#### [EXERCISE GOAL]
Repeat, exactly and completely, the material that follows. Omit the pictures.

---------- MATERIAL PROVIDED ----------

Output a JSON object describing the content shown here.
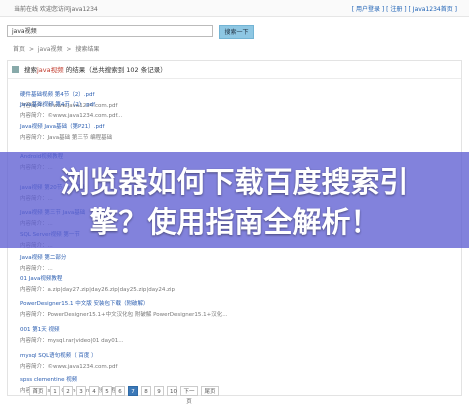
{
  "topbar": {
    "left_text": "当前在线  欢迎您访问java1234",
    "right_text": "[ 用户登录 ] [ 注册 ] [ Java1234首页 ]"
  },
  "search": {
    "value": "java视频",
    "button_label": "搜索一下"
  },
  "breadcrumb": {
    "home": "首页",
    "sep1": ">",
    "section": "java视频",
    "sep2": ">",
    "current": "搜索结果"
  },
  "results_header": {
    "prefix": "搜索",
    "keyword": "java视频",
    "suffix": " 的结果（总共搜索到 102 条记录）"
  },
  "results": [
    {
      "title": "硬件基础视频 第4节（2）.pdf",
      "desc": "内容简介：©www.java1234.com.pdf"
    },
    {
      "title": "Java基础视频 第4节（2）.pdf",
      "desc": "内容简介：©www.java1234.com.pdf..."
    },
    {
      "title": "Java视频 Java基础（第P21）.pdf",
      "desc": "内容简介：Java基础 第三节 编程基础"
    },
    {
      "title": "Android视频教程",
      "desc": "内容简介：..."
    },
    {
      "title": "java视频 第20节 Java基础",
      "desc": "内容简介：..."
    },
    {
      "title": "Java视频 第三节 Java基础",
      "desc": "内容简介：..."
    },
    {
      "title": "SQL Server视频 第一节",
      "desc": "内容简介：..."
    },
    {
      "title": "Java视频 第二部分",
      "desc": "内容简介：..."
    },
    {
      "title": "01  Java视频教程",
      "desc": "内容简介：a.zip|day27.zip|day26.zip|day25.zip|day24.zip"
    },
    {
      "title": "PowerDesigner15.1 中文版 安装包下载（附破解）",
      "desc": "内容简介：PowerDesigner15.1+中文汉化包 附破解 PowerDesigner15.1+汉化..."
    },
    {
      "title": "001 第1天 视频",
      "desc": "内容简介：mysql.rar|video|01 day01..."
    },
    {
      "title": "mysql SQL语句视频（ 百度 ）",
      "desc": "内容简介：©www.java1234.com.pdf"
    },
    {
      "title": "spss clementine 视频",
      "desc": "内容简介：spss Clementine 视频教程..."
    }
  ],
  "pagination": [
    "首页",
    "1",
    "2",
    "3",
    "4",
    "5",
    "6",
    "7",
    "8",
    "9",
    "10",
    "下一页",
    "尾页"
  ],
  "headline": {
    "line1": "浏览器如何下载百度搜索引",
    "line2": "擎？使用指南全解析！"
  },
  "colors": {
    "overlay": "#5f5fd2",
    "accent": "#3b78b8",
    "link": "#2a5db0"
  }
}
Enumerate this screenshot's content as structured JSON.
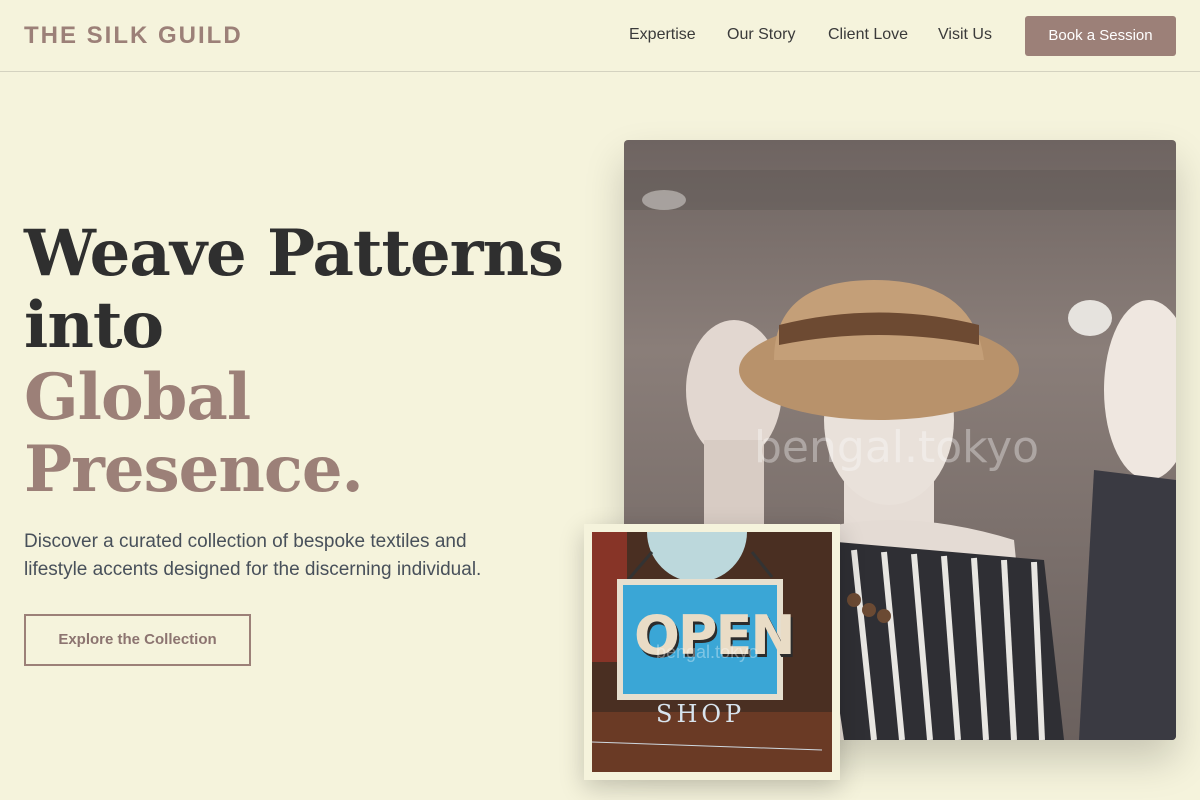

----------

#### [TASK RESPONSE]
Output a JSON object describing the content shown here.
{
  "topbar": {
    "left_text": "当前在线  欢迎您访问java1234",
    "right_text": "[ 用户登录 ] [ 注册 ] [ Java1234首页 ]"
  },
  "search": {
    "value": "java视频",
    "button_label": "搜索一下"
  },
  "breadcrumb": {
    "home": "首页",
    "sep1": ">",
    "section": "java视频",
    "sep2": ">",
    "current": "搜索结果"
  },
  "results_header": {
    "prefix": "搜索",
    "keyword": "java视频",
    "suffix": " 的结果（总共搜索到 102 条记录）"
  },
  "results": [
    {
      "title": "硬件基础视频 第4节（2）.pdf",
      "desc": "内容简介：©www.java1234.com.pdf"
    },
    {
      "title": "Java基础视频 第4节（2）.pdf",
      "desc": "内容简介：©www.java1234.com.pdf..."
    },
    {
      "title": "Java视频 Java基础（第P21）.pdf",
      "desc": "内容简介：Java基础 第三节 编程基础"
    },
    {
      "title": "Android视频教程",
      "desc": "内容简介：..."
    },
    {
      "title": "java视频 第20节 Java基础",
      "desc": "内容简介：..."
    },
    {
      "title": "Java视频 第三节 Java基础",
      "desc": "内容简介：..."
    },
    {
      "title": "SQL Server视频 第一节",
      "desc": "内容简介：..."
    },
    {
      "title": "Java视频 第二部分",
      "desc": "内容简介：..."
    },
    {
      "title": "01  Java视频教程",
      "desc": "内容简介：a.zip|day27.zip|day26.zip|day25.zip|day24.zip"
    },
    {
      "title": "PowerDesigner15.1 中文版 安装包下载（附破解）",
      "desc": "内容简介：PowerDesigner15.1+中文汉化包 附破解 PowerDesigner15.1+汉化..."
    },
    {
      "title": "001 第1天 视频",
      "desc": "内容简介：mysql.rar|video|01 day01..."
    },
    {
      "title": "mysql SQL语句视频（ 百度 ）",
      "desc": "内容简介：©www.java1234.com.pdf"
    },
    {
      "title": "spss clementine 视频",
      "desc": "内容简介：spss Clementine 视频教程..."
    }
  ],
  "pagination": [
    "首页",
    "1",
    "2",
    "3",
    "4",
    "5",
    "6",
    "7",
    "8",
    "9",
    "10",
    "下一页",
    "尾页"
  ],
  "headline": {
    "line1": "浏览器如何下载百度搜索引",
    "line2": "擎？使用指南全解析！"
  },
  "colors": {
    "overlay": "#5f5fd2",
    "accent": "#3b78b8",
    "link": "#2a5db0"
  }
}
Enumerate this screenshot's content as structured JSON.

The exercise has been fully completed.